**What to produce:** All lines featuring the string "Negative" are to be listed.

**Available records:**
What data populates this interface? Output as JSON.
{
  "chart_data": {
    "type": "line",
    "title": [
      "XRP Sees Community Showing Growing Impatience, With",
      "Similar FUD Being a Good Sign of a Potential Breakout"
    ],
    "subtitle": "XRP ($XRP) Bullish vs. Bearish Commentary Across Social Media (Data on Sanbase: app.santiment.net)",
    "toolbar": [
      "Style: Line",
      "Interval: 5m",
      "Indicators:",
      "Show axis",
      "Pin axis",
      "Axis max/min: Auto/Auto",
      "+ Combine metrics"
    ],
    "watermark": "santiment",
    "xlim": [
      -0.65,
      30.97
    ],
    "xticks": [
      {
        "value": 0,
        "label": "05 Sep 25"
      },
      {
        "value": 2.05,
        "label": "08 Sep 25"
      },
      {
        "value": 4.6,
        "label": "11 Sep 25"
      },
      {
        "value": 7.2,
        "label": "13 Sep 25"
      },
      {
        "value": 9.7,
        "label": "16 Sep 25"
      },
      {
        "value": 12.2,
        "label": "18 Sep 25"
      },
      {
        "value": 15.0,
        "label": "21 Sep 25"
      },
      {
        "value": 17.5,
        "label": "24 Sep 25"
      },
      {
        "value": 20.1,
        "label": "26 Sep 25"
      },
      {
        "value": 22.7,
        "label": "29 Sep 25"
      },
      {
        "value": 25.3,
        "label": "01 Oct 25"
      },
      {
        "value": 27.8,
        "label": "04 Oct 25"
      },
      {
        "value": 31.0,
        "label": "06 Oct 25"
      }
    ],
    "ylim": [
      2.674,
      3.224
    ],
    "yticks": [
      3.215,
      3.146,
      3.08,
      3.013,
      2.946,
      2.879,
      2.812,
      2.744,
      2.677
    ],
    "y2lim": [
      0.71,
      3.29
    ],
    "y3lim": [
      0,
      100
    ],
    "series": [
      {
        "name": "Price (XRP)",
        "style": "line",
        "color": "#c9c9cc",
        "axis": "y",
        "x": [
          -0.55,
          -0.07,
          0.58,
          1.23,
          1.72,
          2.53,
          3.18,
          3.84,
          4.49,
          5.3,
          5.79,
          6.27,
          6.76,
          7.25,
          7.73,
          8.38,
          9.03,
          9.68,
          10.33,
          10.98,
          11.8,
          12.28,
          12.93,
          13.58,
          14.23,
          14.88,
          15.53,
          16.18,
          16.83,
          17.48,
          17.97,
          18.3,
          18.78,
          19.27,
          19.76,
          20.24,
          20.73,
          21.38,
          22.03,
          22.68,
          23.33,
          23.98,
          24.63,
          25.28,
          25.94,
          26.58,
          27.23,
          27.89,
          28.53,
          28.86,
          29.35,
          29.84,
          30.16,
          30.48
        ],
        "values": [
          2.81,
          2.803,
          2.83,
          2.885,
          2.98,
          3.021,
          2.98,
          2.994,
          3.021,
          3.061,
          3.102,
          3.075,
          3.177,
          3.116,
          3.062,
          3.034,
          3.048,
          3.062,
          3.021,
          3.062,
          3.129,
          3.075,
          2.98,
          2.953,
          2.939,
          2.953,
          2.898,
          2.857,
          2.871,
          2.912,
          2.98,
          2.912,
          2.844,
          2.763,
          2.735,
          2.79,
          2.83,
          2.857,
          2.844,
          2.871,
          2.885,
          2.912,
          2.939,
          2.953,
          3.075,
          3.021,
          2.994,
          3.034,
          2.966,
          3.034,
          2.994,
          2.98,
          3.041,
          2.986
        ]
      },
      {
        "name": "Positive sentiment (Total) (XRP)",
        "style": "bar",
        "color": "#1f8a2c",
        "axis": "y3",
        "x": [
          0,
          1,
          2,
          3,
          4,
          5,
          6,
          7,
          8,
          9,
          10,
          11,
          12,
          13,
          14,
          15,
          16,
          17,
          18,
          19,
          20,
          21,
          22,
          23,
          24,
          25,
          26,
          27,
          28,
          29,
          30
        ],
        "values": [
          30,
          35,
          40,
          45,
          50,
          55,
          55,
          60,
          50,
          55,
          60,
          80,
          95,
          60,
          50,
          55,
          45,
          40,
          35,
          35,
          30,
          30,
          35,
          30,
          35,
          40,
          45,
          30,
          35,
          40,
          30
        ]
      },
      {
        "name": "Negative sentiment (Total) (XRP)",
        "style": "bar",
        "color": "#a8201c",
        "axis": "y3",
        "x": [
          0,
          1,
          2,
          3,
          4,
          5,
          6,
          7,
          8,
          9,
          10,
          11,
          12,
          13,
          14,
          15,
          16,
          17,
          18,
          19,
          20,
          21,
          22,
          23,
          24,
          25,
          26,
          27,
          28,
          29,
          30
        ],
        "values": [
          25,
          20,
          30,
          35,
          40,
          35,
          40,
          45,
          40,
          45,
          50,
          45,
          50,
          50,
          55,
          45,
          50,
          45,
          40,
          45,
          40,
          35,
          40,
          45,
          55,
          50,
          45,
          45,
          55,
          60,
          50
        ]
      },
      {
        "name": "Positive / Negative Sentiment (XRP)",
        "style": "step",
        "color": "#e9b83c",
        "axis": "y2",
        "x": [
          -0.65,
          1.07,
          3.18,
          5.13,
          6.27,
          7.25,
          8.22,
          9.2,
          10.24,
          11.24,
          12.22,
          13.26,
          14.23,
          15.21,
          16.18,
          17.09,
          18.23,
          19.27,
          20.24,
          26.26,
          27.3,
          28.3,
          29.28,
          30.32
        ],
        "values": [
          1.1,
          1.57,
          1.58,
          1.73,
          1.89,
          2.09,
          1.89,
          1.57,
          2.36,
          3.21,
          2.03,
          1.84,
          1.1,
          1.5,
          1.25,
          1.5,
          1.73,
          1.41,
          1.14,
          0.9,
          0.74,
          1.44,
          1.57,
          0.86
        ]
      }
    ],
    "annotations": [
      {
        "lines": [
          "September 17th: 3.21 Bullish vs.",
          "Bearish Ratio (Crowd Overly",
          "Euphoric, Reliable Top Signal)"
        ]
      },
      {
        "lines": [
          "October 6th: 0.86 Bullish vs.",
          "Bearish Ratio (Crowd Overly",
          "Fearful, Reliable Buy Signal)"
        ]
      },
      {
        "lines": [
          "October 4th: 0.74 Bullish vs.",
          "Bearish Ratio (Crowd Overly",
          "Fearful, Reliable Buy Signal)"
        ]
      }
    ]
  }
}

**Complete output:**
        "name": "Negative sentiment (Total) (XRP)",
        "name": "Positive / Negative Sentiment (XRP)",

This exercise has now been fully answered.